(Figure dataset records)
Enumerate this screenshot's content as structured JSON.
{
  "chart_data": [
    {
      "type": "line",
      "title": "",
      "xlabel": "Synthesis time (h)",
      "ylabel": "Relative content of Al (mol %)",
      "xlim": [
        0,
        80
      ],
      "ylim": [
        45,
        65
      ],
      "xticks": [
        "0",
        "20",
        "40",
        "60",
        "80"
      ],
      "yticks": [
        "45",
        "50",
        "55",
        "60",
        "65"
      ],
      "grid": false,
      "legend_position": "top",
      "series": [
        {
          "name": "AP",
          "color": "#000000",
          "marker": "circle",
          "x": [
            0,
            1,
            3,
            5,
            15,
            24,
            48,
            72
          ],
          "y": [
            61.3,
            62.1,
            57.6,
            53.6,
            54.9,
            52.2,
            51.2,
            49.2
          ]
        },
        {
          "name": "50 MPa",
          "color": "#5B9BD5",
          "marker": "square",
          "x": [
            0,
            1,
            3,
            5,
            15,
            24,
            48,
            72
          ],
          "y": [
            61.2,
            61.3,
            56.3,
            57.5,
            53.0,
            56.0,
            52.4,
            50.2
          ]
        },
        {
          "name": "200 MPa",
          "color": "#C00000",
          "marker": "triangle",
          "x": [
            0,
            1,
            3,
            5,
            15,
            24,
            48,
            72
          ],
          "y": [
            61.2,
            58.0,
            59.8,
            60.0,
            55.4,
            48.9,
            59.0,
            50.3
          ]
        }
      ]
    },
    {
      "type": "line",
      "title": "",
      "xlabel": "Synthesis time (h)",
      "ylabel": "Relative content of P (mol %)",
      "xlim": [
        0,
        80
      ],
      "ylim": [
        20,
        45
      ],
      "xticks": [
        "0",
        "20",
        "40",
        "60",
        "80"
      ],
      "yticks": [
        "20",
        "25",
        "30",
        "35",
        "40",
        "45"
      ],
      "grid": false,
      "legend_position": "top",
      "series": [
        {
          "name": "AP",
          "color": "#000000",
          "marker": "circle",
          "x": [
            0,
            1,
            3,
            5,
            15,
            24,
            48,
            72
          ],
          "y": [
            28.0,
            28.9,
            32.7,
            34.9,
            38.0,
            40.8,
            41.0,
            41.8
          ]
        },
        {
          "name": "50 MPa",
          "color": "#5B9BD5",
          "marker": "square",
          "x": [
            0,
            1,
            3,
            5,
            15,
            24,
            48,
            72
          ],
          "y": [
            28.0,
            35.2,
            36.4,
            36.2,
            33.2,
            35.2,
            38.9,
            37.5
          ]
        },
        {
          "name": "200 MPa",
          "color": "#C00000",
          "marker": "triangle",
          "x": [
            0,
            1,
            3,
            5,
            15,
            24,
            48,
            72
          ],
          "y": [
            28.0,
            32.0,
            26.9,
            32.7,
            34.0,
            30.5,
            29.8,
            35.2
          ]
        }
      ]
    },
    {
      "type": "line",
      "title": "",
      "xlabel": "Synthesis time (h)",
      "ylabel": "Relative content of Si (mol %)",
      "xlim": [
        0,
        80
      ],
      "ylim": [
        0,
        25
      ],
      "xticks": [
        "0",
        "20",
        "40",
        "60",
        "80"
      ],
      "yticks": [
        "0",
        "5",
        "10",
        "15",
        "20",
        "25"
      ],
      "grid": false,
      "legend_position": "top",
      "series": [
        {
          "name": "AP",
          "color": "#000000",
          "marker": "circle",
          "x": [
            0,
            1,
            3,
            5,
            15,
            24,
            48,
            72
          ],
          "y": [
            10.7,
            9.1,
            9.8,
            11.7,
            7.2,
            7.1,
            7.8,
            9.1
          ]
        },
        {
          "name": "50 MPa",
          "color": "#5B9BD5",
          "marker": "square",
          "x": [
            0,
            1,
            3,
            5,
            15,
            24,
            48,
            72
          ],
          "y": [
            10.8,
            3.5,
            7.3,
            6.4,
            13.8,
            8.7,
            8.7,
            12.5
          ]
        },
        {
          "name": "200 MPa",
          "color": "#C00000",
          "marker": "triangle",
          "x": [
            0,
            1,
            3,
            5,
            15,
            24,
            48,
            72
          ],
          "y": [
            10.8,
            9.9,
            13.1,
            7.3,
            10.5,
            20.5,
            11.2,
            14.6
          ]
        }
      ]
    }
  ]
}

TO DO -
Repeat the records above exactly as they appear.

THE REPLY -
Enumerate this screenshot's content as structured JSON.
{
  "chart_data": [
    {
      "type": "line",
      "title": "",
      "xlabel": "Synthesis time (h)",
      "ylabel": "Relative content of Al (mol %)",
      "xlim": [
        0,
        80
      ],
      "ylim": [
        45,
        65
      ],
      "xticks": [
        "0",
        "20",
        "40",
        "60",
        "80"
      ],
      "yticks": [
        "45",
        "50",
        "55",
        "60",
        "65"
      ],
      "grid": false,
      "legend_position": "top",
      "series": [
        {
          "name": "AP",
          "color": "#000000",
          "marker": "circle",
          "x": [
            0,
            1,
            3,
            5,
            15,
            24,
            48,
            72
          ],
          "y": [
            61.3,
            62.1,
            57.6,
            53.6,
            54.9,
            52.2,
            51.2,
            49.2
          ]
        },
        {
          "name": "50 MPa",
          "color": "#5B9BD5",
          "marker": "square",
          "x": [
            0,
            1,
            3,
            5,
            15,
            24,
            48,
            72
          ],
          "y": [
            61.2,
            61.3,
            56.3,
            57.5,
            53.0,
            56.0,
            52.4,
            50.2
          ]
        },
        {
          "name": "200 MPa",
          "color": "#C00000",
          "marker": "triangle",
          "x": [
            0,
            1,
            3,
            5,
            15,
            24,
            48,
            72
          ],
          "y": [
            61.2,
            58.0,
            59.8,
            60.0,
            55.4,
            48.9,
            59.0,
            50.3
          ]
        }
      ]
    },
    {
      "type": "line",
      "title": "",
      "xlabel": "Synthesis time (h)",
      "ylabel": "Relative content of P (mol %)",
      "xlim": [
        0,
        80
      ],
      "ylim": [
        20,
        45
      ],
      "xticks": [
        "0",
        "20",
        "40",
        "60",
        "80"
      ],
      "yticks": [
        "20",
        "25",
        "30",
        "35",
        "40",
        "45"
      ],
      "grid": false,
      "legend_position": "top",
      "series": [
        {
          "name": "AP",
          "color": "#000000",
          "marker": "circle",
          "x": [
            0,
            1,
            3,
            5,
            15,
            24,
            48,
            72
          ],
          "y": [
            28.0,
            28.9,
            32.7,
            34.9,
            38.0,
            40.8,
            41.0,
            41.8
          ]
        },
        {
          "name": "50 MPa",
          "color": "#5B9BD5",
          "marker": "square",
          "x": [
            0,
            1,
            3,
            5,
            15,
            24,
            48,
            72
          ],
          "y": [
            28.0,
            35.2,
            36.4,
            36.2,
            33.2,
            35.2,
            38.9,
            37.5
          ]
        },
        {
          "name": "200 MPa",
          "color": "#C00000",
          "marker": "triangle",
          "x": [
            0,
            1,
            3,
            5,
            15,
            24,
            48,
            72
          ],
          "y": [
            28.0,
            32.0,
            26.9,
            32.7,
            34.0,
            30.5,
            29.8,
            35.2
          ]
        }
      ]
    },
    {
      "type": "line",
      "title": "",
      "xlabel": "Synthesis time (h)",
      "ylabel": "Relative content of Si (mol %)",
      "xlim": [
        0,
        80
      ],
      "ylim": [
        0,
        25
      ],
      "xticks": [
        "0",
        "20",
        "40",
        "60",
        "80"
      ],
      "yticks": [
        "0",
        "5",
        "10",
        "15",
        "20",
        "25"
      ],
      "grid": false,
      "legend_position": "top",
      "series": [
        {
          "name": "AP",
          "color": "#000000",
          "marker": "circle",
          "x": [
            0,
            1,
            3,
            5,
            15,
            24,
            48,
            72
          ],
          "y": [
            10.7,
            9.1,
            9.8,
            11.7,
            7.2,
            7.1,
            7.8,
            9.1
          ]
        },
        {
          "name": "50 MPa",
          "color": "#5B9BD5",
          "marker": "square",
          "x": [
            0,
            1,
            3,
            5,
            15,
            24,
            48,
            72
          ],
          "y": [
            10.8,
            3.5,
            7.3,
            6.4,
            13.8,
            8.7,
            8.7,
            12.5
          ]
        },
        {
          "name": "200 MPa",
          "color": "#C00000",
          "marker": "triangle",
          "x": [
            0,
            1,
            3,
            5,
            15,
            24,
            48,
            72
          ],
          "y": [
            10.8,
            9.9,
            13.1,
            7.3,
            10.5,
            20.5,
            11.2,
            14.6
          ]
        }
      ]
    }
  ]
}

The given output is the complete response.